■ **EXTRAIT CHOISI**

▬▬▬

L’Esa ya mboa, la prière collective aux ancêtres disparus et bienveillants, cette invocation solennelle est la cérémonie de réconciliation familiale chez les sawa. Celui-là même que l’on peut invoquer dans une situation critique.

Quelques questions ont enrichi l’exposé du conférencier, notamment la notion d’ancêtres telle qu’appréhendée par l’anthropologue de culture sawa. A l’en croire, l’ancêtre  est perçu comme celui qui de son vivant, a posé des actes positifs, des actions bénéfiques dans sa communauté. Ne font donc pas partie des ancêtres, les ascendants qui auraient déshonoré le clan, par un comportement  indigne.

Le professeur Fame Ndongo quant à lui a tracé le parallèle entre l’Esa des Sawa avec l’Esam des fangs dont la démarche rédemptrice serait la même.

Cette conférence a également été l’occasion de croiser les regards de deux anthropologues : l’un ancien séminariste et chrétien à l’autre anticlérical, et fortement antichrétien. Le premier, le Pr Titi Nwell, pétri du christianisme, bat en brèche le postulat du Pr Mbondji Edjenguelé selon lequel les Africains n’ont pas besoin de la religion telle que véhiculée par les Occidentaux ethnocentriques. L’Africain ayant été la première créature de Dieu sur la terre 20 000 ans avant Jésus-Christ.

▬▬▬

■ **DONNÉES**
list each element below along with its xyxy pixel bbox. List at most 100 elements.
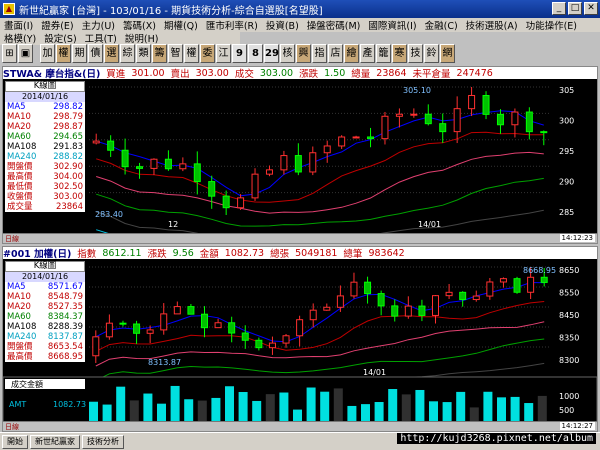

▬▬▬

■ **ÉNONCÉ**
Selon l'extrait sur l'Esa ya mboa, pourquoi certains ascendants ne font-ils pas partie des ancêtres ? Répondez en une à trois phrases.

■ **RÉPONSE**
Pour l'anthropologue de culture sawa, l'ancêtre est celui qui, de son vivant, a posé des actes positifs et des actions bénéfiques dans sa communauté. Les ascendants qui auraient déshonoré le clan par un comportement indigne ne répondent pas à cette définition. Ils ne font donc pas partie des ancêtres.